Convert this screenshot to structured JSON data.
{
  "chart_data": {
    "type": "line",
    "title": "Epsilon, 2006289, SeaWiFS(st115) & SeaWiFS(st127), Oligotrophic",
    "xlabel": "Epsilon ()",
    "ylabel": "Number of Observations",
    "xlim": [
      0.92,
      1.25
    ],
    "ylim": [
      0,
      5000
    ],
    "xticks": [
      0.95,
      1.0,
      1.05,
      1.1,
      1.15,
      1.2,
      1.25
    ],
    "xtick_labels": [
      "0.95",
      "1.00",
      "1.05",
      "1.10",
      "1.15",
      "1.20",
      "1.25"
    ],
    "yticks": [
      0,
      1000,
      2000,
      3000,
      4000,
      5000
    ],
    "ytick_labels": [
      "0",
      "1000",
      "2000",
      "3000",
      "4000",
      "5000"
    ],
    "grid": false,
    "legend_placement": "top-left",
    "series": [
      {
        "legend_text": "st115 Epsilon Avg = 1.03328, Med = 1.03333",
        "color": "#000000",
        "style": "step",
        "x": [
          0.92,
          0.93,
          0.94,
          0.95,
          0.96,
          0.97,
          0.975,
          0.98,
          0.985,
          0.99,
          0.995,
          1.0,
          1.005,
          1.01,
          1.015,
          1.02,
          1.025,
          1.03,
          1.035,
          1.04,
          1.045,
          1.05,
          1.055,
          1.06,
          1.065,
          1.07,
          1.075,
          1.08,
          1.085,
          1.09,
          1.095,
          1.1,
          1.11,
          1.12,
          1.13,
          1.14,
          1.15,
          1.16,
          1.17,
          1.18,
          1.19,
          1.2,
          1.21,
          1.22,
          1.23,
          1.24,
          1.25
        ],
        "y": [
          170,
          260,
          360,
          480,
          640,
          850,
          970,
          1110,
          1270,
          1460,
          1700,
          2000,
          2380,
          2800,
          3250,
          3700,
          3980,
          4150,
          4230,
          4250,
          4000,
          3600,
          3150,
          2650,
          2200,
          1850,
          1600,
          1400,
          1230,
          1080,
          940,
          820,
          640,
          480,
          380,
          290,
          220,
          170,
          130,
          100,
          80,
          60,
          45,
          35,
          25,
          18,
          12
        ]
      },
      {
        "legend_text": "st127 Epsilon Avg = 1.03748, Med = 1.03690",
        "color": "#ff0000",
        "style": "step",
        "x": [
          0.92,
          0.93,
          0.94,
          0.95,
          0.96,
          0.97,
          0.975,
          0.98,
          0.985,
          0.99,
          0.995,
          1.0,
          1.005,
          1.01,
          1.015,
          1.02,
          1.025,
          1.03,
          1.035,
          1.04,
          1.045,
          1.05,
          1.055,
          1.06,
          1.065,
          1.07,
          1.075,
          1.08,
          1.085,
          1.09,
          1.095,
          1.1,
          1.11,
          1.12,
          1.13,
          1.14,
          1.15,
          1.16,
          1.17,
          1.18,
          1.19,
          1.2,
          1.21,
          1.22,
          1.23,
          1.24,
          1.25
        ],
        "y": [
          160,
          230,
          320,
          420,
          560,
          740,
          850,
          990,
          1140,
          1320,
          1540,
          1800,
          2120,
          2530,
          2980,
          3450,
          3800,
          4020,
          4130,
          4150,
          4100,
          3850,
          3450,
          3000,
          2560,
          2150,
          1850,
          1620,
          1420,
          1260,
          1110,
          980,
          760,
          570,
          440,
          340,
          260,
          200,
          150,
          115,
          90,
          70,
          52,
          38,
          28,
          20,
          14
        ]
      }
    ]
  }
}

Stated goal:
What do the records say? Quote them all exactly.

Problem solution:
Convert this screenshot to structured JSON data.
{
  "chart_data": {
    "type": "line",
    "title": "Epsilon, 2006289, SeaWiFS(st115) & SeaWiFS(st127), Oligotrophic",
    "xlabel": "Epsilon ()",
    "ylabel": "Number of Observations",
    "xlim": [
      0.92,
      1.25
    ],
    "ylim": [
      0,
      5000
    ],
    "xticks": [
      0.95,
      1.0,
      1.05,
      1.1,
      1.15,
      1.2,
      1.25
    ],
    "xtick_labels": [
      "0.95",
      "1.00",
      "1.05",
      "1.10",
      "1.15",
      "1.20",
      "1.25"
    ],
    "yticks": [
      0,
      1000,
      2000,
      3000,
      4000,
      5000
    ],
    "ytick_labels": [
      "0",
      "1000",
      "2000",
      "3000",
      "4000",
      "5000"
    ],
    "grid": false,
    "legend_placement": "top-left",
    "series": [
      {
        "legend_text": "st115 Epsilon Avg = 1.03328, Med = 1.03333",
        "color": "#000000",
        "style": "step",
        "x": [
          0.92,
          0.93,
          0.94,
          0.95,
          0.96,
          0.97,
          0.975,
          0.98,
          0.985,
          0.99,
          0.995,
          1.0,
          1.005,
          1.01,
          1.015,
          1.02,
          1.025,
          1.03,
          1.035,
          1.04,
          1.045,
          1.05,
          1.055,
          1.06,
          1.065,
          1.07,
          1.075,
          1.08,
          1.085,
          1.09,
          1.095,
          1.1,
          1.11,
          1.12,
          1.13,
          1.14,
          1.15,
          1.16,
          1.17,
          1.18,
          1.19,
          1.2,
          1.21,
          1.22,
          1.23,
          1.24,
          1.25
        ],
        "y": [
          170,
          260,
          360,
          480,
          640,
          850,
          970,
          1110,
          1270,
          1460,
          1700,
          2000,
          2380,
          2800,
          3250,
          3700,
          3980,
          4150,
          4230,
          4250,
          4000,
          3600,
          3150,
          2650,
          2200,
          1850,
          1600,
          1400,
          1230,
          1080,
          940,
          820,
          640,
          480,
          380,
          290,
          220,
          170,
          130,
          100,
          80,
          60,
          45,
          35,
          25,
          18,
          12
        ]
      },
      {
        "legend_text": "st127 Epsilon Avg = 1.03748, Med = 1.03690",
        "color": "#ff0000",
        "style": "step",
        "x": [
          0.92,
          0.93,
          0.94,
          0.95,
          0.96,
          0.97,
          0.975,
          0.98,
          0.985,
          0.99,
          0.995,
          1.0,
          1.005,
          1.01,
          1.015,
          1.02,
          1.025,
          1.03,
          1.035,
          1.04,
          1.045,
          1.05,
          1.055,
          1.06,
          1.065,
          1.07,
          1.075,
          1.08,
          1.085,
          1.09,
          1.095,
          1.1,
          1.11,
          1.12,
          1.13,
          1.14,
          1.15,
          1.16,
          1.17,
          1.18,
          1.19,
          1.2,
          1.21,
          1.22,
          1.23,
          1.24,
          1.25
        ],
        "y": [
          160,
          230,
          320,
          420,
          560,
          740,
          850,
          990,
          1140,
          1320,
          1540,
          1800,
          2120,
          2530,
          2980,
          3450,
          3800,
          4020,
          4130,
          4150,
          4100,
          3850,
          3450,
          3000,
          2560,
          2150,
          1850,
          1620,
          1420,
          1260,
          1110,
          980,
          760,
          570,
          440,
          340,
          260,
          200,
          150,
          115,
          90,
          70,
          52,
          38,
          28,
          20,
          14
        ]
      }
    ]
  }
}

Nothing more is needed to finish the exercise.